[start of EXTRACTED ENTRIES]
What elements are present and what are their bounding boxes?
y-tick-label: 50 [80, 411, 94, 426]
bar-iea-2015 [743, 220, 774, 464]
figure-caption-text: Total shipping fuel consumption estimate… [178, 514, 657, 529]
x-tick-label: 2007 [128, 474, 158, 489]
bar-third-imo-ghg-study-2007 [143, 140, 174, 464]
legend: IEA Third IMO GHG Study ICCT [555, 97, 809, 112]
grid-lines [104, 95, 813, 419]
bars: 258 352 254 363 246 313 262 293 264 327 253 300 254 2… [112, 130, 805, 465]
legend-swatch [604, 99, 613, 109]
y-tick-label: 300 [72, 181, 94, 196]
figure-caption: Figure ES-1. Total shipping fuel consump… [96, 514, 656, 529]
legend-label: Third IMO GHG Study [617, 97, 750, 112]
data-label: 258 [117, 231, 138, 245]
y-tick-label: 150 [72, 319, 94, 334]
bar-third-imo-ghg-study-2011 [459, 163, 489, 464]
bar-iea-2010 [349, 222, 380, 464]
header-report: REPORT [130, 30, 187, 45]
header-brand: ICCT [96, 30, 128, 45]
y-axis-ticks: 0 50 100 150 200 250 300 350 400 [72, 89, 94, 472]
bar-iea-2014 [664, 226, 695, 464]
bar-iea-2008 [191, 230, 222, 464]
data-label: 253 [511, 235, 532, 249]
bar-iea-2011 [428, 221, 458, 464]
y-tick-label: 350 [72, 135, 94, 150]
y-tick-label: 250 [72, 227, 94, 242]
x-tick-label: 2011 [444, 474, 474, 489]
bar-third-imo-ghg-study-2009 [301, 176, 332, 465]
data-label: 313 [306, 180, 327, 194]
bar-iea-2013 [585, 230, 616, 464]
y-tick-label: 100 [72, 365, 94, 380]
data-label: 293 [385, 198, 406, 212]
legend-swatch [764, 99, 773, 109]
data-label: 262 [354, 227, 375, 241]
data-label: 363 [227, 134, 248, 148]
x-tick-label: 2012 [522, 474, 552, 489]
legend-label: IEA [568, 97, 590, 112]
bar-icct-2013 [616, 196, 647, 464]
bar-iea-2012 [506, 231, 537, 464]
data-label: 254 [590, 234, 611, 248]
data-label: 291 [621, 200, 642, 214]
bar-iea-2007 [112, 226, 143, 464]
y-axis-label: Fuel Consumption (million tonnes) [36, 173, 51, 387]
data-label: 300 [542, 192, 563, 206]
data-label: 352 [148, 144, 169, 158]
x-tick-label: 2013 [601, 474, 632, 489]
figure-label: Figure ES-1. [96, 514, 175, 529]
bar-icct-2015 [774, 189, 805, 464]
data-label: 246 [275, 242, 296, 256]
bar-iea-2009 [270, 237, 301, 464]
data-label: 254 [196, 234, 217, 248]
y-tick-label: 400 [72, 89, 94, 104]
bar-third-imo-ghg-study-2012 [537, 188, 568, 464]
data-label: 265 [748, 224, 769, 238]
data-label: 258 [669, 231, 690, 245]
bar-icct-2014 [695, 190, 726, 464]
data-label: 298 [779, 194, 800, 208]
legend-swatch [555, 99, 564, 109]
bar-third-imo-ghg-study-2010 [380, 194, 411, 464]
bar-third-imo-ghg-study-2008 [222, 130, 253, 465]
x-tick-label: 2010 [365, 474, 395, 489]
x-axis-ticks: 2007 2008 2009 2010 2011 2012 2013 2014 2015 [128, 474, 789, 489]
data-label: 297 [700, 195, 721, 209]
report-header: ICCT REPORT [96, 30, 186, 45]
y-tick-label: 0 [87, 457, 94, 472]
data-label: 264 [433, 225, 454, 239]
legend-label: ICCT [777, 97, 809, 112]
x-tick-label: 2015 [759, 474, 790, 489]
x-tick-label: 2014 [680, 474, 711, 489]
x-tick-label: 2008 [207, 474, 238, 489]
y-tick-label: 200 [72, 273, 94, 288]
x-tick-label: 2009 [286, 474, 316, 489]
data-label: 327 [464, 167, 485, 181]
[end of EXTRACTED ENTRIES]
BRIEF: Reproduce verbatim the lines of the material above, from its first line through the line that contains "bar-third-imo-ghg-study-2007 [143, 140, 174, 464]".

ANSWER TO THIS TASK:
What elements are present and what are their bounding boxes?
y-tick-label: 50 [80, 411, 94, 426]
bar-iea-2015 [743, 220, 774, 464]
figure-caption-text: Total shipping fuel consumption estimate… [178, 514, 657, 529]
x-tick-label: 2007 [128, 474, 158, 489]
bar-third-imo-ghg-study-2007 [143, 140, 174, 464]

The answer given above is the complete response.